All the records that follow need to be reproduced exactly. Omit the images.
━━ DATA ENTRIES ━━
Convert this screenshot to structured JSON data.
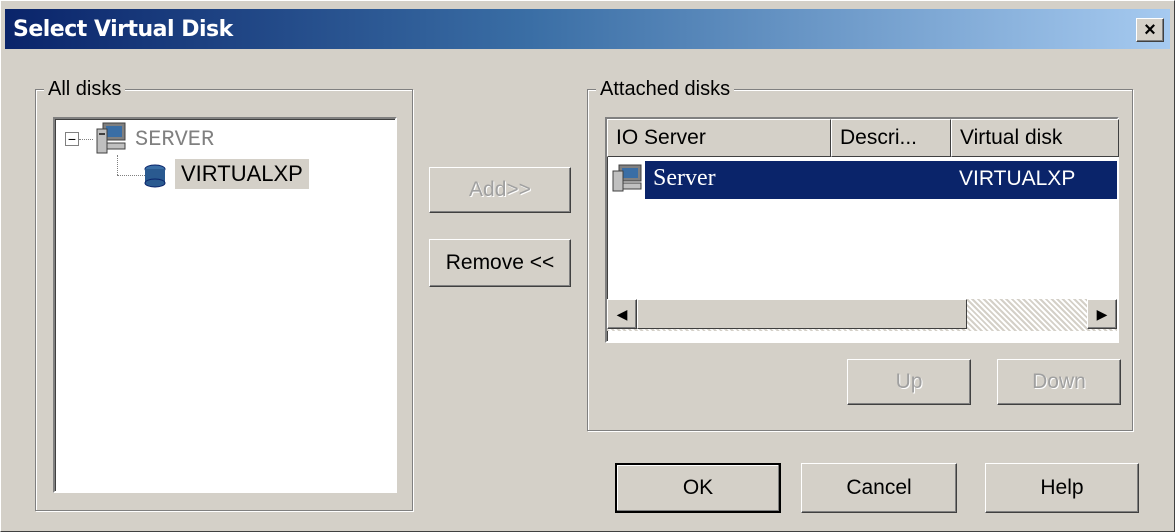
{
  "window": {
    "title": "Select Virtual Disk",
    "close_glyph": "×"
  },
  "all_disks": {
    "label": "All disks",
    "tree": {
      "expander": "−",
      "server": {
        "label": "SERVER",
        "icon": "computer-icon"
      },
      "disk": {
        "label": "VIRTUALXP",
        "icon": "disk-icon"
      }
    }
  },
  "buttons": {
    "add": "Add>>",
    "remove": "Remove <<",
    "up": "Up",
    "down": "Down",
    "ok": "OK",
    "cancel": "Cancel",
    "help": "Help"
  },
  "attached_disks": {
    "label": "Attached disks",
    "columns": [
      "IO Server",
      "Descri...",
      "Virtual disk"
    ],
    "rows": [
      {
        "io_server": "Server",
        "description": "",
        "virtual_disk": "VIRTUALXP",
        "icon": "computer-icon",
        "selected": true
      }
    ],
    "scroll_left": "◀",
    "scroll_right": "▶"
  },
  "colors": {
    "selection": "#0a246a",
    "face": "#d4d0c8"
  }
}
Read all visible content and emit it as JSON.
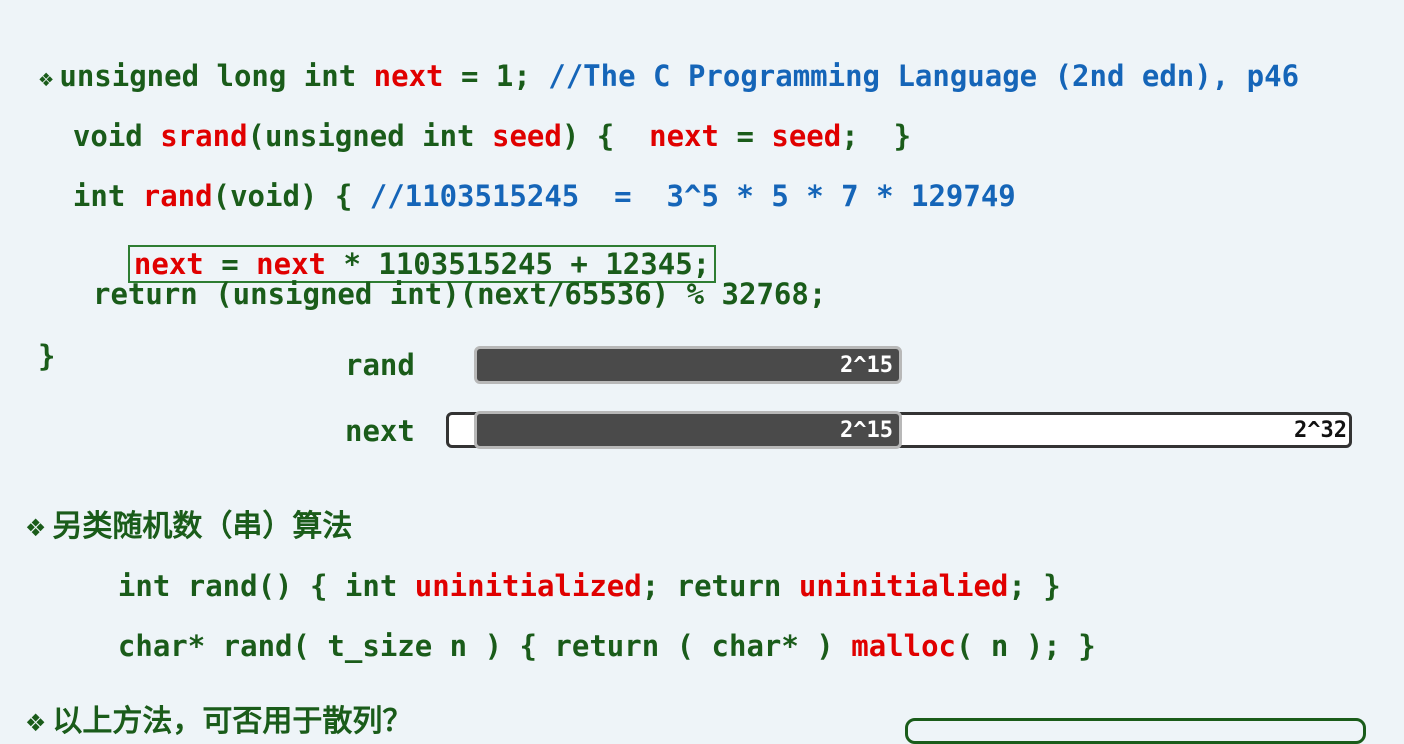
{
  "code": {
    "line1": {
      "bullet": "❖",
      "kw": "unsigned long int ",
      "var": "next",
      "rest": " = 1; ",
      "comment": "//The C Programming Language (2nd edn), p46"
    },
    "line2": {
      "kw": "void ",
      "fn": "srand",
      "args_open": "(unsigned int ",
      "arg": "seed",
      "body_open": ") {  ",
      "var": "next",
      "eq": " = ",
      "val": "seed",
      "body_close": ";  }"
    },
    "line3": {
      "kw": "int ",
      "fn": "rand",
      "rest": "(void) { ",
      "comment": "//1103515245  =  3^5 * 5 * 7 * 129749"
    },
    "line4": {
      "var1": "next",
      "eq": " = ",
      "var2": "next",
      "rest": " * 1103515245 + 12345;"
    },
    "line5": "return (unsigned int)(next/65536) % 32768;",
    "line6": "}"
  },
  "bits": {
    "rand_label": "rand",
    "next_label": "next",
    "rand_bits": "2^15",
    "next_low_bits": "2^15",
    "next_total_bits": "2^32"
  },
  "section2": {
    "bullet": "❖",
    "heading": "另类随机数（串）算法",
    "line1": {
      "pre": "int rand() { int ",
      "var": "uninitialized",
      "mid": "; return ",
      "var2": "uninitialied",
      "post": "; }"
    },
    "line2": {
      "pre": "char* rand( t_size n ) { return ( char* ) ",
      "fn": "malloc",
      "post": "( n ); }"
    }
  },
  "section3": {
    "bullet": "❖",
    "heading": "以上方法，可否用于散列？"
  }
}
━━━
▸ ANSWER TO THIS TASK:
Convert this screenshot to structured JSON data.
{
  "window": {
    "title": "Select Virtual Disk",
    "close_glyph": "×"
  },
  "all_disks": {
    "label": "All disks",
    "tree": {
      "expander": "−",
      "server": {
        "label": "SERVER",
        "icon": "computer-icon"
      },
      "disk": {
        "label": "VIRTUALXP",
        "icon": "disk-icon"
      }
    }
  },
  "buttons": {
    "add": "Add>>",
    "remove": "Remove <<",
    "up": "Up",
    "down": "Down",
    "ok": "OK",
    "cancel": "Cancel",
    "help": "Help"
  },
  "attached_disks": {
    "label": "Attached disks",
    "columns": [
      "IO Server",
      "Descri...",
      "Virtual disk"
    ],
    "rows": [
      {
        "io_server": "Server",
        "description": "",
        "virtual_disk": "VIRTUALXP",
        "icon": "computer-icon",
        "selected": true
      }
    ],
    "scroll_left": "◀",
    "scroll_right": "▶"
  },
  "colors": {
    "selection": "#0a246a",
    "face": "#d4d0c8"
  }
}
Read all visible content and emit it as JSON.
{
  "code": {
    "line1": {
      "bullet": "❖",
      "kw": "unsigned long int ",
      "var": "next",
      "rest": " = 1; ",
      "comment": "//The C Programming Language (2nd edn), p46"
    },
    "line2": {
      "kw": "void ",
      "fn": "srand",
      "args_open": "(unsigned int ",
      "arg": "seed",
      "body_open": ") {  ",
      "var": "next",
      "eq": " = ",
      "val": "seed",
      "body_close": ";  }"
    },
    "line3": {
      "kw": "int ",
      "fn": "rand",
      "rest": "(void) { ",
      "comment": "//1103515245  =  3^5 * 5 * 7 * 129749"
    },
    "line4": {
      "var1": "next",
      "eq": " = ",
      "var2": "next",
      "rest": " * 1103515245 + 12345;"
    },
    "line5": "return (unsigned int)(next/65536) % 32768;",
    "line6": "}"
  },
  "bits": {
    "rand_label": "rand",
    "next_label": "next",
    "rand_bits": "2^15",
    "next_low_bits": "2^15",
    "next_total_bits": "2^32"
  },
  "section2": {
    "bullet": "❖",
    "heading": "另类随机数（串）算法",
    "line1": {
      "pre": "int rand() { int ",
      "var": "uninitialized",
      "mid": "; return ",
      "var2": "uninitialied",
      "post": "; }"
    },
    "line2": {
      "pre": "char* rand( t_size n ) { return ( char* ) ",
      "fn": "malloc",
      "post": "( n ); }"
    }
  },
  "section3": {
    "bullet": "❖",
    "heading": "以上方法，可否用于散列？"
  }
}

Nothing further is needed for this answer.